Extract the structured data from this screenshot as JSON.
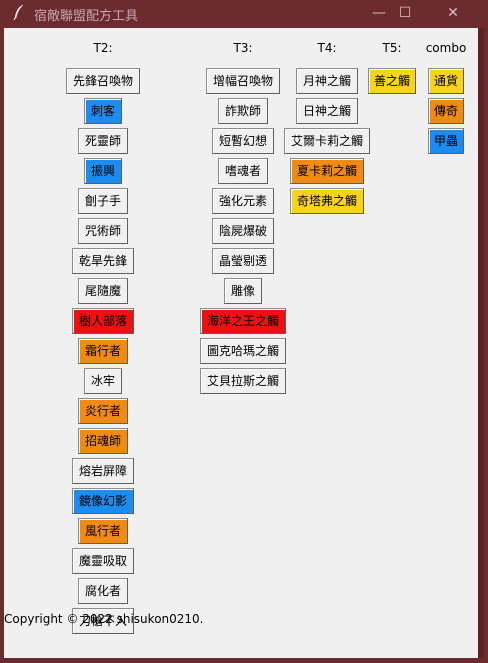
{
  "window": {
    "title": "宿敵聯盟配方工具",
    "minimize": "—",
    "maximize": "☐",
    "close": "✕"
  },
  "headers": {
    "t2": "T2:",
    "t3": "T3:",
    "t4": "T4:",
    "t5": "T5:",
    "combo": "combo"
  },
  "colors": {
    "default": "#f0f0f0",
    "blue": "#1d8cf0",
    "red": "#ee1111",
    "orange": "#f08a12",
    "yellow": "#f7d31c"
  },
  "t2": [
    {
      "label": "先鋒召喚物",
      "color": "default"
    },
    {
      "label": "刺客",
      "color": "blue"
    },
    {
      "label": "死靈師",
      "color": "default"
    },
    {
      "label": "振興",
      "color": "blue"
    },
    {
      "label": "劊子手",
      "color": "default"
    },
    {
      "label": "咒術師",
      "color": "default"
    },
    {
      "label": "乾旱先鋒",
      "color": "default"
    },
    {
      "label": "尾隨魔",
      "color": "default"
    },
    {
      "label": "樹人部落",
      "color": "red"
    },
    {
      "label": "霜行者",
      "color": "orange"
    },
    {
      "label": "冰牢",
      "color": "default"
    },
    {
      "label": "炎行者",
      "color": "orange"
    },
    {
      "label": "招魂師",
      "color": "orange"
    },
    {
      "label": "熔岩屏障",
      "color": "default"
    },
    {
      "label": "鏡像幻影",
      "color": "blue"
    },
    {
      "label": "風行者",
      "color": "orange"
    },
    {
      "label": "魔靈吸取",
      "color": "default"
    },
    {
      "label": "腐化者",
      "color": "default"
    },
    {
      "label": "刀槍不入",
      "color": "default"
    }
  ],
  "t3": [
    {
      "label": "增幅召喚物",
      "color": "default"
    },
    {
      "label": "詐欺師",
      "color": "default"
    },
    {
      "label": "短暫幻想",
      "color": "default"
    },
    {
      "label": "嗜魂者",
      "color": "default"
    },
    {
      "label": "強化元素",
      "color": "default"
    },
    {
      "label": "陰屍爆破",
      "color": "default"
    },
    {
      "label": "晶瑩剔透",
      "color": "default"
    },
    {
      "label": "雕像",
      "color": "default"
    },
    {
      "label": "海洋之王之觸",
      "color": "red"
    },
    {
      "label": "圖克哈瑪之觸",
      "color": "default"
    },
    {
      "label": "艾貝拉斯之觸",
      "color": "default"
    }
  ],
  "t4": [
    {
      "label": "月神之觸",
      "color": "default"
    },
    {
      "label": "日神之觸",
      "color": "default"
    },
    {
      "label": "艾爾卡莉之觸",
      "color": "default"
    },
    {
      "label": "夏卡莉之觸",
      "color": "orange"
    },
    {
      "label": "奇塔弗之觸",
      "color": "yellow"
    }
  ],
  "t5": [
    {
      "label": "善之觸",
      "color": "yellow"
    }
  ],
  "combo": [
    {
      "label": "通貨",
      "color": "yellow"
    },
    {
      "label": "傳奇",
      "color": "orange"
    },
    {
      "label": "甲蟲",
      "color": "blue"
    }
  ],
  "footer": "Copyright © 2022 shisukon0210."
}
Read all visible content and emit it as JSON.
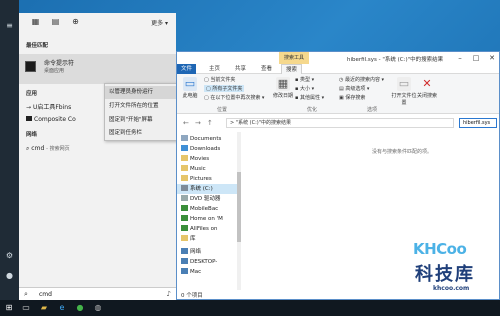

--------

» **Instruction**:
Every line is to be duplicated exactly, though pictures stay out.

» **Expected answer**:
Extract the structured data from this screenshot as JSON.
{
  "window": {
    "title": "宿敵聯盟配方工具",
    "minimize": "—",
    "maximize": "☐",
    "close": "✕"
  },
  "headers": {
    "t2": "T2:",
    "t3": "T3:",
    "t4": "T4:",
    "t5": "T5:",
    "combo": "combo"
  },
  "colors": {
    "default": "#f0f0f0",
    "blue": "#1d8cf0",
    "red": "#ee1111",
    "orange": "#f08a12",
    "yellow": "#f7d31c"
  },
  "t2": [
    {
      "label": "先鋒召喚物",
      "color": "default"
    },
    {
      "label": "刺客",
      "color": "blue"
    },
    {
      "label": "死靈師",
      "color": "default"
    },
    {
      "label": "振興",
      "color": "blue"
    },
    {
      "label": "劊子手",
      "color": "default"
    },
    {
      "label": "咒術師",
      "color": "default"
    },
    {
      "label": "乾旱先鋒",
      "color": "default"
    },
    {
      "label": "尾隨魔",
      "color": "default"
    },
    {
      "label": "樹人部落",
      "color": "red"
    },
    {
      "label": "霜行者",
      "color": "orange"
    },
    {
      "label": "冰牢",
      "color": "default"
    },
    {
      "label": "炎行者",
      "color": "orange"
    },
    {
      "label": "招魂師",
      "color": "orange"
    },
    {
      "label": "熔岩屏障",
      "color": "default"
    },
    {
      "label": "鏡像幻影",
      "color": "blue"
    },
    {
      "label": "風行者",
      "color": "orange"
    },
    {
      "label": "魔靈吸取",
      "color": "default"
    },
    {
      "label": "腐化者",
      "color": "default"
    },
    {
      "label": "刀槍不入",
      "color": "default"
    }
  ],
  "t3": [
    {
      "label": "增幅召喚物",
      "color": "default"
    },
    {
      "label": "詐欺師",
      "color": "default"
    },
    {
      "label": "短暫幻想",
      "color": "default"
    },
    {
      "label": "嗜魂者",
      "color": "default"
    },
    {
      "label": "強化元素",
      "color": "default"
    },
    {
      "label": "陰屍爆破",
      "color": "default"
    },
    {
      "label": "晶瑩剔透",
      "color": "default"
    },
    {
      "label": "雕像",
      "color": "default"
    },
    {
      "label": "海洋之王之觸",
      "color": "red"
    },
    {
      "label": "圖克哈瑪之觸",
      "color": "default"
    },
    {
      "label": "艾貝拉斯之觸",
      "color": "default"
    }
  ],
  "t4": [
    {
      "label": "月神之觸",
      "color": "default"
    },
    {
      "label": "日神之觸",
      "color": "default"
    },
    {
      "label": "艾爾卡莉之觸",
      "color": "default"
    },
    {
      "label": "夏卡莉之觸",
      "color": "orange"
    },
    {
      "label": "奇塔弗之觸",
      "color": "yellow"
    }
  ],
  "t5": [
    {
      "label": "善之觸",
      "color": "yellow"
    }
  ],
  "combo": [
    {
      "label": "通貨",
      "color": "yellow"
    },
    {
      "label": "傳奇",
      "color": "orange"
    },
    {
      "label": "甲蟲",
      "color": "blue"
    }
  ],
  "footer": "Copyright © 2022 shisukon0210."
}
Read all visible content and emit it as JSON.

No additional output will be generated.